== Element and region data ==
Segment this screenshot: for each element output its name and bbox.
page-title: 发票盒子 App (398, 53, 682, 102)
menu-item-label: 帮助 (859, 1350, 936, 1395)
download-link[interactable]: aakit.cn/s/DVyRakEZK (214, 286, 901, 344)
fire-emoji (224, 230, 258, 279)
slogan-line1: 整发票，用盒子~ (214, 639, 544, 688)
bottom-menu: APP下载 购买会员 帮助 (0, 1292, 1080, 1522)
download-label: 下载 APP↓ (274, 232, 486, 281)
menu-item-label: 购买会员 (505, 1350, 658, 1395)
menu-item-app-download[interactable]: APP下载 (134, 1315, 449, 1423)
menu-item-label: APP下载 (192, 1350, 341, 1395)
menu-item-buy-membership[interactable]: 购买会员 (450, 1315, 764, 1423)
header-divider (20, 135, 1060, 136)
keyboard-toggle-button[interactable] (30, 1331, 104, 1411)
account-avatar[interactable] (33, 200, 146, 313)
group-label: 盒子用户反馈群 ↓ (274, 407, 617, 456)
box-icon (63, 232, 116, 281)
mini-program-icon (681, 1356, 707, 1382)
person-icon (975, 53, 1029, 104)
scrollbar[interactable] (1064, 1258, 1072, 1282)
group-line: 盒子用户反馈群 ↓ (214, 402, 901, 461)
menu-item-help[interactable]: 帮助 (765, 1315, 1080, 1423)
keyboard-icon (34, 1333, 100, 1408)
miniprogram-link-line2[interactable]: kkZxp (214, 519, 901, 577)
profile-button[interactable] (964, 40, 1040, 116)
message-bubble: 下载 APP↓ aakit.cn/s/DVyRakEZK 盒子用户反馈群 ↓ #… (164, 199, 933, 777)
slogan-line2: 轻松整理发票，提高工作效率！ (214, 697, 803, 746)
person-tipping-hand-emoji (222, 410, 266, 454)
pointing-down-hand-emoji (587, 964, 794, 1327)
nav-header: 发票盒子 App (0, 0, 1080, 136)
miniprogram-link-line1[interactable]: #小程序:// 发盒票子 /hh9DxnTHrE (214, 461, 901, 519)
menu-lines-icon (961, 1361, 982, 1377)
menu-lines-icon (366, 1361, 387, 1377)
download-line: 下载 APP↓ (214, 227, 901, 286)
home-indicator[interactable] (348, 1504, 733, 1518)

== Instruction ==
Could you rewrite all the rows, swapping every "interactable" for "clickable" and leaving everything else unchanged?

== Written response ==
Segment this screenshot: for each element output its name and bbox.
page-title: 发票盒子 App (398, 53, 682, 102)
menu-item-label: 帮助 (859, 1350, 936, 1395)
download-link[clickable]: aakit.cn/s/DVyRakEZK (214, 286, 901, 344)
fire-emoji (224, 230, 258, 279)
slogan-line1: 整发票，用盒子~ (214, 639, 544, 688)
bottom-menu: APP下载 购买会员 帮助 (0, 1292, 1080, 1522)
download-label: 下载 APP↓ (274, 232, 486, 281)
menu-item-label: 购买会员 (505, 1350, 658, 1395)
menu-item-app-download[clickable]: APP下载 (134, 1315, 449, 1423)
menu-item-label: APP下载 (192, 1350, 341, 1395)
menu-item-buy-membership[clickable]: 购买会员 (450, 1315, 764, 1423)
header-divider (20, 135, 1060, 136)
keyboard-toggle-button[clickable] (30, 1331, 104, 1411)
account-avatar[clickable] (33, 200, 146, 313)
group-label: 盒子用户反馈群 ↓ (274, 407, 617, 456)
box-icon (63, 232, 116, 281)
mini-program-icon (681, 1356, 707, 1382)
person-icon (975, 53, 1029, 104)
scrollbar[clickable] (1064, 1258, 1072, 1282)
group-line: 盒子用户反馈群 ↓ (214, 402, 901, 461)
menu-item-help[clickable]: 帮助 (765, 1315, 1080, 1423)
keyboard-icon (34, 1333, 100, 1408)
miniprogram-link-line2[clickable]: kkZxp (214, 519, 901, 577)
profile-button[clickable] (964, 40, 1040, 116)
message-bubble: 下载 APP↓ aakit.cn/s/DVyRakEZK 盒子用户反馈群 ↓ #… (164, 199, 933, 777)
slogan-line2: 轻松整理发票，提高工作效率！ (214, 697, 803, 746)
person-tipping-hand-emoji (222, 410, 266, 454)
pointing-down-hand-emoji (587, 964, 794, 1327)
nav-header: 发票盒子 App (0, 0, 1080, 136)
miniprogram-link-line1[clickable]: #小程序:// 发盒票子 /hh9DxnTHrE (214, 461, 901, 519)
menu-lines-icon (961, 1361, 982, 1377)
menu-lines-icon (366, 1361, 387, 1377)
download-line: 下载 APP↓ (214, 227, 901, 286)
home-indicator[clickable] (348, 1504, 733, 1518)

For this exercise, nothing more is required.